*** Record excerpts ***

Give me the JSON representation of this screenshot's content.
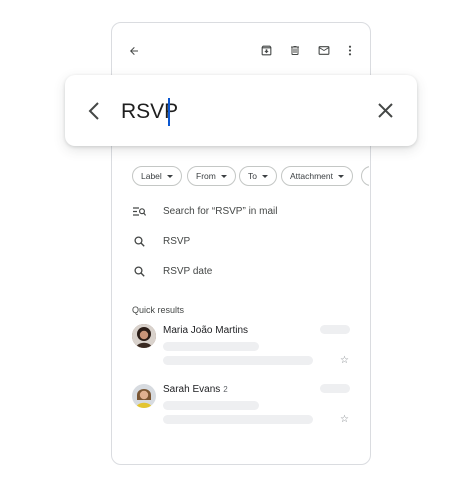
{
  "toolbar": {
    "icons": [
      "back-arrow-icon",
      "archive-icon",
      "trash-icon",
      "mail-icon",
      "more-vert-icon"
    ]
  },
  "search": {
    "query": "RSVP",
    "back_icon": "chevron-left-icon",
    "clear_icon": "close-icon"
  },
  "filters": [
    {
      "label": "Label"
    },
    {
      "label": "From"
    },
    {
      "label": "To"
    },
    {
      "label": "Attachment"
    }
  ],
  "suggestions": [
    {
      "icon": "search-in-mail-icon",
      "label": "Search for “RSVP” in mail"
    },
    {
      "icon": "search-icon",
      "label": "RSVP"
    },
    {
      "icon": "search-icon",
      "label": "RSVP date"
    }
  ],
  "quick_results": {
    "heading": "Quick results",
    "items": [
      {
        "sender": "Maria João Martins",
        "count": ""
      },
      {
        "sender": "Sarah Evans",
        "count": "2"
      }
    ]
  },
  "colors": {
    "accent": "#0b57d0",
    "border": "#dadce0",
    "placeholder": "#eeeff1"
  }
}
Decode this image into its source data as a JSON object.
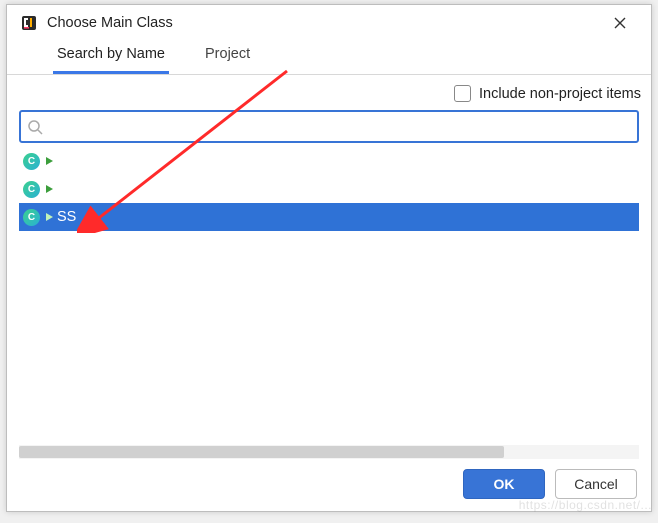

***

Short problem: Copy out every line with the word "JSON".

Right answer:
Give me the JSON representation of this screenshot's content.
Decode this image into its source data as a JSON object.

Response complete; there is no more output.